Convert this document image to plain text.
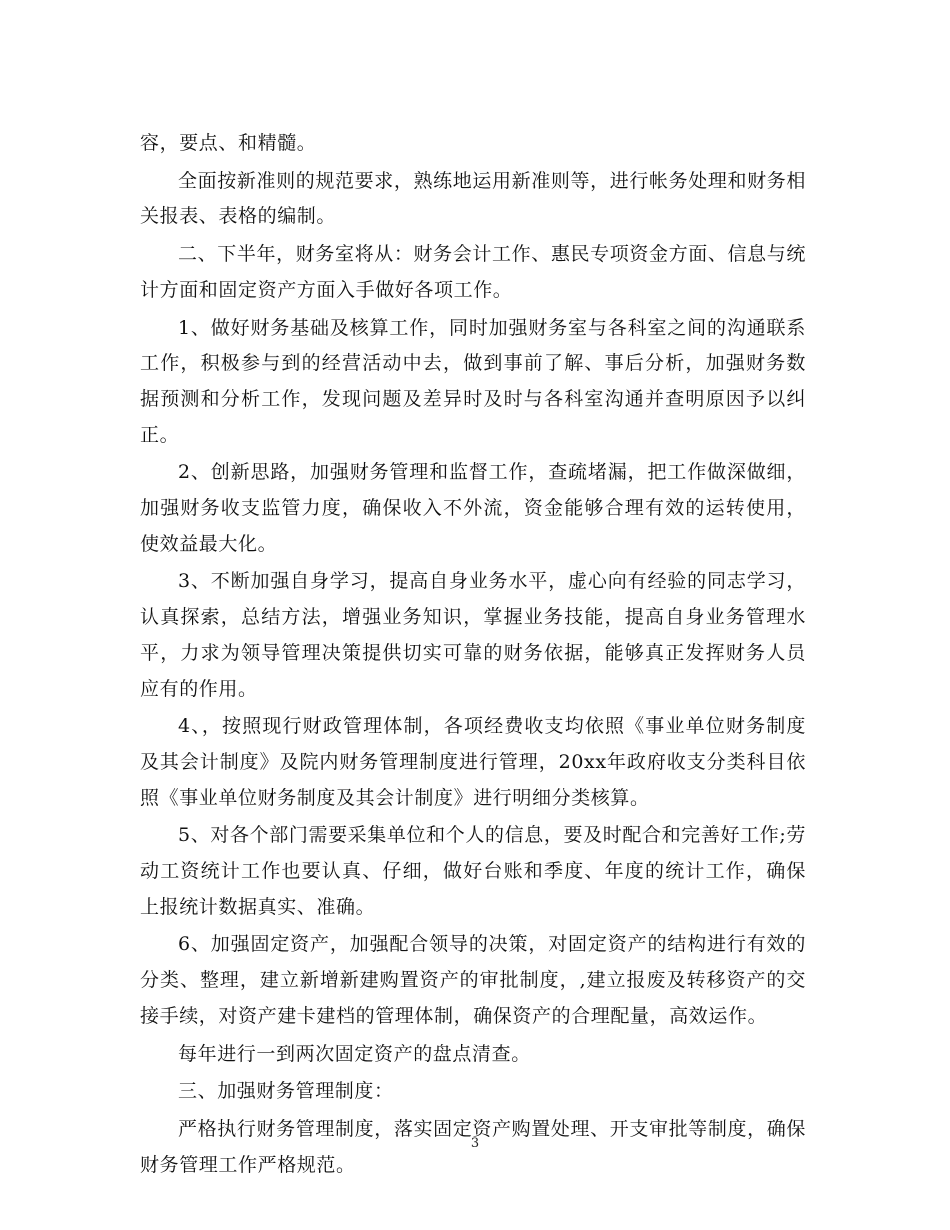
容，要点、和精髓。

全面按新准则的规范要求，熟练地运用新准则等，进行帐务处理和财务相关报表、表格的编制。

二、下半年，财务室将从：财务会计工作、惠民专项资金方面、信息与统计方面和固定资产方面入手做好各项工作。

1、做好财务基础及核算工作，同时加强财务室与各科室之间的沟通联系工作，积极参与到的经营活动中去，做到事前了解、事后分析，加强财务数据预测和分析工作，发现问题及差异时及时与各科室沟通并查明原因予以纠正。

2、创新思路，加强财务管理和监督工作，查疏堵漏，把工作做深做细，加强财务收支监管力度，确保收入不外流，资金能够合理有效的运转使用，使效益最大化。

3、不断加强自身学习，提高自身业务水平，虚心向有经验的同志学习，认真探索，总结方法，增强业务知识，掌握业务技能，提高自身业务管理水平，力求为领导管理决策提供切实可靠的财务依据，能够真正发挥财务人员应有的作用。

4、，按照现行财政管理体制，各项经费收支均依照《事业单位财务制度及其会计制度》及院内财务管理制度进行管理，20xx年政府收支分类科目依照《事业单位财务制度及其会计制度》进行明细分类核算。

5、对各个部门需要采集单位和个人的信息，要及时配合和完善好工作;劳动工资统计工作也要认真、仔细，做好台账和季度、年度的统计工作，确保上报统计数据真实、准确。

6、加强固定资产，加强配合领导的决策，对固定资产的结构进行有效的分类、整理，建立新增新建购置资产的审批制度，,建立报废及转移资产的交接手续，对资产建卡建档的管理体制，确保资产的合理配量，高效运作。

每年进行一到两次固定资产的盘点清查。

三、加强财务管理制度：

严格执行财务管理制度，落实固定资产购置处理、开支审批等制度，确保财务管理工作严格规范。

3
⁂
What is needed is an exact reproduction of the data, pictures excluded.

* _Solution to this task_:
Convert this document image to plain text.
容，要点、和精髓。

全面按新准则的规范要求，熟练地运用新准则等，进行帐务处理和财务相关报表、表格的编制。

二、下半年，财务室将从：财务会计工作、惠民专项资金方面、信息与统计方面和固定资产方面入手做好各项工作。

1、做好财务基础及核算工作，同时加强财务室与各科室之间的沟通联系工作，积极参与到的经营活动中去，做到事前了解、事后分析，加强财务数据预测和分析工作，发现问题及差异时及时与各科室沟通并查明原因予以纠正。

2、创新思路，加强财务管理和监督工作，查疏堵漏，把工作做深做细，加强财务收支监管力度，确保收入不外流，资金能够合理有效的运转使用，使效益最大化。

3、不断加强自身学习，提高自身业务水平，虚心向有经验的同志学习，认真探索，总结方法，增强业务知识，掌握业务技能，提高自身业务管理水平，力求为领导管理决策提供切实可靠的财务依据，能够真正发挥财务人员应有的作用。

4、，按照现行财政管理体制，各项经费收支均依照《事业单位财务制度及其会计制度》及院内财务管理制度进行管理，20xx年政府收支分类科目依照《事业单位财务制度及其会计制度》进行明细分类核算。

5、对各个部门需要采集单位和个人的信息，要及时配合和完善好工作;劳动工资统计工作也要认真、仔细，做好台账和季度、年度的统计工作，确保上报统计数据真实、准确。

6、加强固定资产，加强配合领导的决策，对固定资产的结构进行有效的分类、整理，建立新增新建购置资产的审批制度，,建立报废及转移资产的交接手续，对资产建卡建档的管理体制，确保资产的合理配量，高效运作。

每年进行一到两次固定资产的盘点清查。

三、加强财务管理制度：

严格执行财务管理制度，落实固定资产购置处理、开支审批等制度，确保财务管理工作严格规范。

3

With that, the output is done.